Begin
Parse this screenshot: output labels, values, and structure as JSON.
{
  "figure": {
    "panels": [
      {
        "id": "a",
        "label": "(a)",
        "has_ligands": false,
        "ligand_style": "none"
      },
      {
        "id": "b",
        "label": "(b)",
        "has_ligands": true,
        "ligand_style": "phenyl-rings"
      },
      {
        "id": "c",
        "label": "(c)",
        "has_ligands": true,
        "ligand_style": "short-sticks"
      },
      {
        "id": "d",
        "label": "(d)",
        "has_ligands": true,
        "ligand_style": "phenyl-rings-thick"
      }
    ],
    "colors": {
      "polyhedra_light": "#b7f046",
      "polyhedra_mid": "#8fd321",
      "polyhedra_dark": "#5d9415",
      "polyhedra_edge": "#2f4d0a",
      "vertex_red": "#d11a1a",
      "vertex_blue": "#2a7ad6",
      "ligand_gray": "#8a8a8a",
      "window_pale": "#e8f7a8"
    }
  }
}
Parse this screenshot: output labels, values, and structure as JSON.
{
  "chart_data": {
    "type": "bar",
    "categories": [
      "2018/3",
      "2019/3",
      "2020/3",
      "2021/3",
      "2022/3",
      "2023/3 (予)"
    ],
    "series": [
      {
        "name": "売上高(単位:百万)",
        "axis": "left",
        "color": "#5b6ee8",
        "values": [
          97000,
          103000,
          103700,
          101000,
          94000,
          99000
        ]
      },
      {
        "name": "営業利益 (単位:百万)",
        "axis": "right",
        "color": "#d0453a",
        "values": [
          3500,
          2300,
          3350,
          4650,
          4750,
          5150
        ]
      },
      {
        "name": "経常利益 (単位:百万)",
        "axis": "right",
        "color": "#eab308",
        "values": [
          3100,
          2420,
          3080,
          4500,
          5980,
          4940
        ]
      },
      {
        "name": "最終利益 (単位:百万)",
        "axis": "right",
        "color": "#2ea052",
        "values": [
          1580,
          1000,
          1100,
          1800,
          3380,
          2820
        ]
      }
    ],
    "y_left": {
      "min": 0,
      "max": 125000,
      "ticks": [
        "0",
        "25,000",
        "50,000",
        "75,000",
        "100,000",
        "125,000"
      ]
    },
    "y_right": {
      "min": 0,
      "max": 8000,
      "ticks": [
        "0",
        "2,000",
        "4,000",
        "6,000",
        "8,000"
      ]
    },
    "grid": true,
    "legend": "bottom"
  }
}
End
### [Exercise description]
Return every line exactly.

### [Result below]
Parse this screenshot: output labels, values, and structure as JSON.
{
  "figure": {
    "panels": [
      {
        "id": "a",
        "label": "(a)",
        "has_ligands": false,
        "ligand_style": "none"
      },
      {
        "id": "b",
        "label": "(b)",
        "has_ligands": true,
        "ligand_style": "phenyl-rings"
      },
      {
        "id": "c",
        "label": "(c)",
        "has_ligands": true,
        "ligand_style": "short-sticks"
      },
      {
        "id": "d",
        "label": "(d)",
        "has_ligands": true,
        "ligand_style": "phenyl-rings-thick"
      }
    ],
    "colors": {
      "polyhedra_light": "#b7f046",
      "polyhedra_mid": "#8fd321",
      "polyhedra_dark": "#5d9415",
      "polyhedra_edge": "#2f4d0a",
      "vertex_red": "#d11a1a",
      "vertex_blue": "#2a7ad6",
      "ligand_gray": "#8a8a8a",
      "window_pale": "#e8f7a8"
    }
  }
}
Parse this screenshot: output labels, values, and structure as JSON.
{
  "chart_data": {
    "type": "bar",
    "categories": [
      "2018/3",
      "2019/3",
      "2020/3",
      "2021/3",
      "2022/3",
      "2023/3 (予)"
    ],
    "series": [
      {
        "name": "売上高(単位:百万)",
        "axis": "left",
        "color": "#5b6ee8",
        "values": [
          97000,
          103000,
          103700,
          101000,
          94000,
          99000
        ]
      },
      {
        "name": "営業利益 (単位:百万)",
        "axis": "right",
        "color": "#d0453a",
        "values": [
          3500,
          2300,
          3350,
          4650,
          4750,
          5150
        ]
      },
      {
        "name": "経常利益 (単位:百万)",
        "axis": "right",
        "color": "#eab308",
        "values": [
          3100,
          2420,
          3080,
          4500,
          5980,
          4940
        ]
      },
      {
        "name": "最終利益 (単位:百万)",
        "axis": "right",
        "color": "#2ea052",
        "values": [
          1580,
          1000,
          1100,
          1800,
          3380,
          2820
        ]
      }
    ],
    "y_left": {
      "min": 0,
      "max": 125000,
      "ticks": [
        "0",
        "25,000",
        "50,000",
        "75,000",
        "100,000",
        "125,000"
      ]
    },
    "y_right": {
      "min": 0,
      "max": 8000,
      "ticks": [
        "0",
        "2,000",
        "4,000",
        "6,000",
        "8,000"
      ]
    },
    "grid": true,
    "legend": "bottom"
  }
}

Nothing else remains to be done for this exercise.